Stated exercise
Produce an exact copy of all the records.

>> start Exercise data

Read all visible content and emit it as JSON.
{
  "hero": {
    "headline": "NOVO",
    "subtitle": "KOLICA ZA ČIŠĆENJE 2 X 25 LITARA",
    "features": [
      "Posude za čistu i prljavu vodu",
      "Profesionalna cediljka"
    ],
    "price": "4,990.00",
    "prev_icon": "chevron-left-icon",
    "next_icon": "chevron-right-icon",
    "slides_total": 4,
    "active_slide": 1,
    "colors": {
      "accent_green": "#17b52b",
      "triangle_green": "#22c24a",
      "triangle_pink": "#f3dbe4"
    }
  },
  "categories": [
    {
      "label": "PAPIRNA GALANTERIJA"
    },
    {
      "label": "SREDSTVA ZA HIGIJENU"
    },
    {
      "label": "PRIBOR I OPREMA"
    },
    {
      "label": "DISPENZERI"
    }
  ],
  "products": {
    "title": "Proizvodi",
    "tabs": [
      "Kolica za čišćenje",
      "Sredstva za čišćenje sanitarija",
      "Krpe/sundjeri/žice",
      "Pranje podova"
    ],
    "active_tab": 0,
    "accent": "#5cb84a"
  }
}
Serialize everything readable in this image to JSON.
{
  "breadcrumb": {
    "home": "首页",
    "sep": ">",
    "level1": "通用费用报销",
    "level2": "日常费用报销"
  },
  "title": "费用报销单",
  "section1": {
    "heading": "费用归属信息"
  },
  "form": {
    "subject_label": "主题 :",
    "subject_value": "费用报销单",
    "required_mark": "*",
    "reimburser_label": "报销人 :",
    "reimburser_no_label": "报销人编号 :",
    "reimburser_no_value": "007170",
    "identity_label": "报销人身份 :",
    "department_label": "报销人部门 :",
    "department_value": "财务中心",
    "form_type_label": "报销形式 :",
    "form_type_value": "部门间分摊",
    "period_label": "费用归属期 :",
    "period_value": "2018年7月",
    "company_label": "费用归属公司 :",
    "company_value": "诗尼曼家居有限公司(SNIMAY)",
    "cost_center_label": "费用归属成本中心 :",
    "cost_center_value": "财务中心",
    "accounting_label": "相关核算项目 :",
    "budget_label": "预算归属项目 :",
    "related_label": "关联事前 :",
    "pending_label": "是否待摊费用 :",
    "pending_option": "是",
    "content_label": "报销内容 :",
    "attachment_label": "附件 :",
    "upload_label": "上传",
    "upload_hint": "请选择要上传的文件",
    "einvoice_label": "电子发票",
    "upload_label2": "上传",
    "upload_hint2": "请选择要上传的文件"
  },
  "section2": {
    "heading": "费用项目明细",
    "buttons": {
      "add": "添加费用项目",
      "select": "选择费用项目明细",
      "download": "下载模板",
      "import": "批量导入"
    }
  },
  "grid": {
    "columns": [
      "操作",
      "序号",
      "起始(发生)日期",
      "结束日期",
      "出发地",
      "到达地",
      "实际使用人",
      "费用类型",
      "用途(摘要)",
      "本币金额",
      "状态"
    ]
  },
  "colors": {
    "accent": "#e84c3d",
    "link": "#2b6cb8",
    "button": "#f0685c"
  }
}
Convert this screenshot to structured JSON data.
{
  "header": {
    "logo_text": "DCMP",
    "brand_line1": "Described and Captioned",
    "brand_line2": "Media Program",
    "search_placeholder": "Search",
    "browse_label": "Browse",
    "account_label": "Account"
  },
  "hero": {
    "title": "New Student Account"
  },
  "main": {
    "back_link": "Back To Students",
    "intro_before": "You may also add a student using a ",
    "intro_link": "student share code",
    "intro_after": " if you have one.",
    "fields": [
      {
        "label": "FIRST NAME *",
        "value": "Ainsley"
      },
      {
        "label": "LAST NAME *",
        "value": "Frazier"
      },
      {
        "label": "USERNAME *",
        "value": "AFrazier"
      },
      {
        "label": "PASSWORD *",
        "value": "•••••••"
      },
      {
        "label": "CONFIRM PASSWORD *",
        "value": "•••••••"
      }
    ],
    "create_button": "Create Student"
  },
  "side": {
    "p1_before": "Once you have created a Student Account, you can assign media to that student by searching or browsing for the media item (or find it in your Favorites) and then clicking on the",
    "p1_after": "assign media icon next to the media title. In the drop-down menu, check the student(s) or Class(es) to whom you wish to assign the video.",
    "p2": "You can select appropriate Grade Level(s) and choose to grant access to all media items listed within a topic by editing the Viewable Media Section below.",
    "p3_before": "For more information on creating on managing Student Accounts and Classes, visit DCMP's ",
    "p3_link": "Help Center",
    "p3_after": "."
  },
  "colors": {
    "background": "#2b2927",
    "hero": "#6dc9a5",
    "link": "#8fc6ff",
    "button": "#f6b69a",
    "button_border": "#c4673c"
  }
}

>> end Exercise data

Exercise response
Read all visible content and emit it as JSON.
{
  "hero": {
    "headline": "NOVO",
    "subtitle": "KOLICA ZA ČIŠĆENJE 2 X 25 LITARA",
    "features": [
      "Posude za čistu i prljavu vodu",
      "Profesionalna cediljka"
    ],
    "price": "4,990.00",
    "prev_icon": "chevron-left-icon",
    "next_icon": "chevron-right-icon",
    "slides_total": 4,
    "active_slide": 1,
    "colors": {
      "accent_green": "#17b52b",
      "triangle_green": "#22c24a",
      "triangle_pink": "#f3dbe4"
    }
  },
  "categories": [
    {
      "label": "PAPIRNA GALANTERIJA"
    },
    {
      "label": "SREDSTVA ZA HIGIJENU"
    },
    {
      "label": "PRIBOR I OPREMA"
    },
    {
      "label": "DISPENZERI"
    }
  ],
  "products": {
    "title": "Proizvodi",
    "tabs": [
      "Kolica za čišćenje",
      "Sredstva za čišćenje sanitarija",
      "Krpe/sundjeri/žice",
      "Pranje podova"
    ],
    "active_tab": 0,
    "accent": "#5cb84a"
  }
}
Serialize everything readable in this image to JSON.
{
  "breadcrumb": {
    "home": "首页",
    "sep": ">",
    "level1": "通用费用报销",
    "level2": "日常费用报销"
  },
  "title": "费用报销单",
  "section1": {
    "heading": "费用归属信息"
  },
  "form": {
    "subject_label": "主题 :",
    "subject_value": "费用报销单",
    "required_mark": "*",
    "reimburser_label": "报销人 :",
    "reimburser_no_label": "报销人编号 :",
    "reimburser_no_value": "007170",
    "identity_label": "报销人身份 :",
    "department_label": "报销人部门 :",
    "department_value": "财务中心",
    "form_type_label": "报销形式 :",
    "form_type_value": "部门间分摊",
    "period_label": "费用归属期 :",
    "period_value": "2018年7月",
    "company_label": "费用归属公司 :",
    "company_value": "诗尼曼家居有限公司(SNIMAY)",
    "cost_center_label": "费用归属成本中心 :",
    "cost_center_value": "财务中心",
    "accounting_label": "相关核算项目 :",
    "budget_label": "预算归属项目 :",
    "related_label": "关联事前 :",
    "pending_label": "是否待摊费用 :",
    "pending_option": "是",
    "content_label": "报销内容 :",
    "attachment_label": "附件 :",
    "upload_label": "上传",
    "upload_hint": "请选择要上传的文件",
    "einvoice_label": "电子发票",
    "upload_label2": "上传",
    "upload_hint2": "请选择要上传的文件"
  },
  "section2": {
    "heading": "费用项目明细",
    "buttons": {
      "add": "添加费用项目",
      "select": "选择费用项目明细",
      "download": "下载模板",
      "import": "批量导入"
    }
  },
  "grid": {
    "columns": [
      "操作",
      "序号",
      "起始(发生)日期",
      "结束日期",
      "出发地",
      "到达地",
      "实际使用人",
      "费用类型",
      "用途(摘要)",
      "本币金额",
      "状态"
    ]
  },
  "colors": {
    "accent": "#e84c3d",
    "link": "#2b6cb8",
    "button": "#f0685c"
  }
}
Convert this screenshot to structured JSON data.
{
  "header": {
    "logo_text": "DCMP",
    "brand_line1": "Described and Captioned",
    "brand_line2": "Media Program",
    "search_placeholder": "Search",
    "browse_label": "Browse",
    "account_label": "Account"
  },
  "hero": {
    "title": "New Student Account"
  },
  "main": {
    "back_link": "Back To Students",
    "intro_before": "You may also add a student using a ",
    "intro_link": "student share code",
    "intro_after": " if you have one.",
    "fields": [
      {
        "label": "FIRST NAME *",
        "value": "Ainsley"
      },
      {
        "label": "LAST NAME *",
        "value": "Frazier"
      },
      {
        "label": "USERNAME *",
        "value": "AFrazier"
      },
      {
        "label": "PASSWORD *",
        "value": "•••••••"
      },
      {
        "label": "CONFIRM PASSWORD *",
        "value": "•••••••"
      }
    ],
    "create_button": "Create Student"
  },
  "side": {
    "p1_before": "Once you have created a Student Account, you can assign media to that student by searching or browsing for the media item (or find it in your Favorites) and then clicking on the",
    "p1_after": "assign media icon next to the media title. In the drop-down menu, check the student(s) or Class(es) to whom you wish to assign the video.",
    "p2": "You can select appropriate Grade Level(s) and choose to grant access to all media items listed within a topic by editing the Viewable Media Section below.",
    "p3_before": "For more information on creating on managing Student Accounts and Classes, visit DCMP's ",
    "p3_link": "Help Center",
    "p3_after": "."
  },
  "colors": {
    "background": "#2b2927",
    "hero": "#6dc9a5",
    "link": "#8fc6ff",
    "button": "#f6b69a",
    "button_border": "#c4673c"
  }
}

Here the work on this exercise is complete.